Document excerpt start

Some directors, following a long break between films, come back refreshed, recharged, and ready to do bold new things - the Stanley Kubrick Effect, we can call it - and some seem to have forgotten how the hell to make a movie. It causes me nothing but pain to say this, but Steven Spielberg has, for right now, apparently forgotten how to make a movie. Not forever, I’d wager: he’s had worse slumps before and rebounded to great heights. But it makes you wonder, first with The Adventures of Tintin which was fun and entertaining and not really all that memorable, and now War Horse, which isn’t bad in any way you can put your finger on – 146 minutes is a punishing running time for such an insubstantial, episodic story, but that’s the worst of it – but isn’t good in any way either, and while it’s a perfectly serviceable piece of craftsmanship of the most proudly old-fashioned sort, it's impersonal and programmatic and lacks any trace of urgency, any feeling that the director had any particular interest in making it whatsoever: it is the sort of handsomely done prestige picture that we all glance at, nod approvingly at its immaculate taste and professionalism, and completely forget about until its name crops up when we're making our picks for the Oscar pool.

Document excerpt end
Items start

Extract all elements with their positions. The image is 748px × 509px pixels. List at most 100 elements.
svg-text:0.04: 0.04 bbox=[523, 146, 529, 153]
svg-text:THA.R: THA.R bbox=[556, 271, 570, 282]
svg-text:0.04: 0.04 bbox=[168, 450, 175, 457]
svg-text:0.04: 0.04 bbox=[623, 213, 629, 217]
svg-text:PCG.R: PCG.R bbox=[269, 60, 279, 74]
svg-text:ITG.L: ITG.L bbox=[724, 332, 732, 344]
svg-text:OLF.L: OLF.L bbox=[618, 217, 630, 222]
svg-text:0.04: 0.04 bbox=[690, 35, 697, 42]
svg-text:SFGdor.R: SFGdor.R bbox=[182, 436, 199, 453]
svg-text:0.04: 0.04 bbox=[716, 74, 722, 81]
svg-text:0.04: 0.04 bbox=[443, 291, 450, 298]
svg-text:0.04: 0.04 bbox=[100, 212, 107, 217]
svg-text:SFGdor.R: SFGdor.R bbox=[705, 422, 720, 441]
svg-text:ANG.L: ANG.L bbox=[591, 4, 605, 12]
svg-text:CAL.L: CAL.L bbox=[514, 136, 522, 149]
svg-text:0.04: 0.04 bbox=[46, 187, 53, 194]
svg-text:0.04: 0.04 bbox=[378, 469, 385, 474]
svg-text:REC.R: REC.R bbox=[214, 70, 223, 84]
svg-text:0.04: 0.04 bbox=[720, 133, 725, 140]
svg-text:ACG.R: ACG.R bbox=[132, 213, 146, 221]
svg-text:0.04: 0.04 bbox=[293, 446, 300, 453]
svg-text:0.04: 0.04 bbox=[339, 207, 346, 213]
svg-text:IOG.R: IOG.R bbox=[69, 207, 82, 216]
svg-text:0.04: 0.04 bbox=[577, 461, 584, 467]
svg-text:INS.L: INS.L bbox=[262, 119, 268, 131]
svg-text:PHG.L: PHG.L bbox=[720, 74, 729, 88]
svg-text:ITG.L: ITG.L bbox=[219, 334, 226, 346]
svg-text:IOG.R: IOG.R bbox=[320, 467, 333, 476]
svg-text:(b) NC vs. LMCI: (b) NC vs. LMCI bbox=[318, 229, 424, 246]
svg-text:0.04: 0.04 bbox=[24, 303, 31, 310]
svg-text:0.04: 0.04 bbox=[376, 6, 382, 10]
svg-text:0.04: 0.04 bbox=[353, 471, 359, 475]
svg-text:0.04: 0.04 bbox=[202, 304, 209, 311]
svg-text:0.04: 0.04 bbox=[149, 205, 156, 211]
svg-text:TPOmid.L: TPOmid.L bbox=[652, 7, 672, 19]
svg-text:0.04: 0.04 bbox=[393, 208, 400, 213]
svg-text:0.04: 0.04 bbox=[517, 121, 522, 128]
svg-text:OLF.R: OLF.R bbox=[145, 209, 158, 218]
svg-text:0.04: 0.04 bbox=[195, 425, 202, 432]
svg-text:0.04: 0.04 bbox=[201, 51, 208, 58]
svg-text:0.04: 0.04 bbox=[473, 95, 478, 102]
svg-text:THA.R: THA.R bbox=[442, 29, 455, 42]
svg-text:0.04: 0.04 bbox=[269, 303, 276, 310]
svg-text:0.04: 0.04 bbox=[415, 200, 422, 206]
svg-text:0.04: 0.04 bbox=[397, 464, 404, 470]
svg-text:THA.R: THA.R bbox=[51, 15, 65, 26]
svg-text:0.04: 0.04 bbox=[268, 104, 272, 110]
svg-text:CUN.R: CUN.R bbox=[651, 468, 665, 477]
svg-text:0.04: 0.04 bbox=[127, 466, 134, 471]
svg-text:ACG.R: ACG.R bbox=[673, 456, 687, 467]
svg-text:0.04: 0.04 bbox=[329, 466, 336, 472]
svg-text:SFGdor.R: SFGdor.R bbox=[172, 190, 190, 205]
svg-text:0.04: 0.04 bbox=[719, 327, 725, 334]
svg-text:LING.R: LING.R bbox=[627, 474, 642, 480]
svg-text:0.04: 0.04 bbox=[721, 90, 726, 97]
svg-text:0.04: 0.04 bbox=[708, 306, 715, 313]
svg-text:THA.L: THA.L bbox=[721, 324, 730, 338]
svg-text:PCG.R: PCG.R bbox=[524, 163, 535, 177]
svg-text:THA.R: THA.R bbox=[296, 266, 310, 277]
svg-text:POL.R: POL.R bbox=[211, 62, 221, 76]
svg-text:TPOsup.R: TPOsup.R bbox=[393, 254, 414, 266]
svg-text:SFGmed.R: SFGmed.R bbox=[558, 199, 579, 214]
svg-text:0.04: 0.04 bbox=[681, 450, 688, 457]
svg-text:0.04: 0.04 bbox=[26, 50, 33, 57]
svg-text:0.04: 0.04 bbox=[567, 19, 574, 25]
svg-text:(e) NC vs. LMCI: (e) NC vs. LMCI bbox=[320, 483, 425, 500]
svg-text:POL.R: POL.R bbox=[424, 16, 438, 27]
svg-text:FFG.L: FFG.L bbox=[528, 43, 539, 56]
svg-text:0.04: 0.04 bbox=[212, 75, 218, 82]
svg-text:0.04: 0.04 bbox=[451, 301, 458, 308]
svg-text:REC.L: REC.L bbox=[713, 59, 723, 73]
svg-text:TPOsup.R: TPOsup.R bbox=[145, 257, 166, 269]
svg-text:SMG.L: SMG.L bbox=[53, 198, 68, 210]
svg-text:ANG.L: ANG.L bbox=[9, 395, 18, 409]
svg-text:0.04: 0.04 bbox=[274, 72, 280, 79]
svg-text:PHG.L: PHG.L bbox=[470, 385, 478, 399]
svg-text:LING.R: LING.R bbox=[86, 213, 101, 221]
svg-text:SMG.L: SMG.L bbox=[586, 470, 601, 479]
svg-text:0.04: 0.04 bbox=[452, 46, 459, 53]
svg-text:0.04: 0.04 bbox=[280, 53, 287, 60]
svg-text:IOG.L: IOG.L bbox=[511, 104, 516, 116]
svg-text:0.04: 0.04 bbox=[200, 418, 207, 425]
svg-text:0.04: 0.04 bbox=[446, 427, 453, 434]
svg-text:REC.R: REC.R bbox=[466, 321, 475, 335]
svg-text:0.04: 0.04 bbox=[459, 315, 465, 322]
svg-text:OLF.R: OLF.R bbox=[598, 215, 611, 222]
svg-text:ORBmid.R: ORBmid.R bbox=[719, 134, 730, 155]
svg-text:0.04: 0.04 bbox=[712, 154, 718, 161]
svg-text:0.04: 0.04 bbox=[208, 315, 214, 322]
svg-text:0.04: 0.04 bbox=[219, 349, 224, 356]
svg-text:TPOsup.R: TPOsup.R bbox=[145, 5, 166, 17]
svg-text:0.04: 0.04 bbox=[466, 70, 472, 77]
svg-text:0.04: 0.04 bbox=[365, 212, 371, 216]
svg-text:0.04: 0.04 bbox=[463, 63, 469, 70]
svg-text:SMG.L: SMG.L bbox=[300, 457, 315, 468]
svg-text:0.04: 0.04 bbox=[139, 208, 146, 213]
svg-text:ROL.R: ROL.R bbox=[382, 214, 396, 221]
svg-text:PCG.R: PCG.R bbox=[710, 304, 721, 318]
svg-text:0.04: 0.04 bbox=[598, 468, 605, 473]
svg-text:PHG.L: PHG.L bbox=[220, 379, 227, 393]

Items end

**Aim of the exercise:** Carry on the review of Spielberg's War Horse from the point where it stops. The items play no part in what comes next.

**In response:**
Functionally, the film occupies roughly the same space in Spielberg's career as Amistad did in 1997: his second film back after a years-long vacation, the "serious" film immediately following a lighter, audience-pleasing popcorn adventure for which Spielberg himself largely sat out the post-production phase (the analogue here is The Lost World: Jurassic Park, which is manifestly unfair to Tintin: TLW:JP is readily the worst thing the director has ever made). The Amistad comparison holds approximately true in terms of the film's quality as well, although by virtue of not being based upon a true story, War Horse isn't quite as obnoxious when it makes its frequent lurches towards cloying sentiment.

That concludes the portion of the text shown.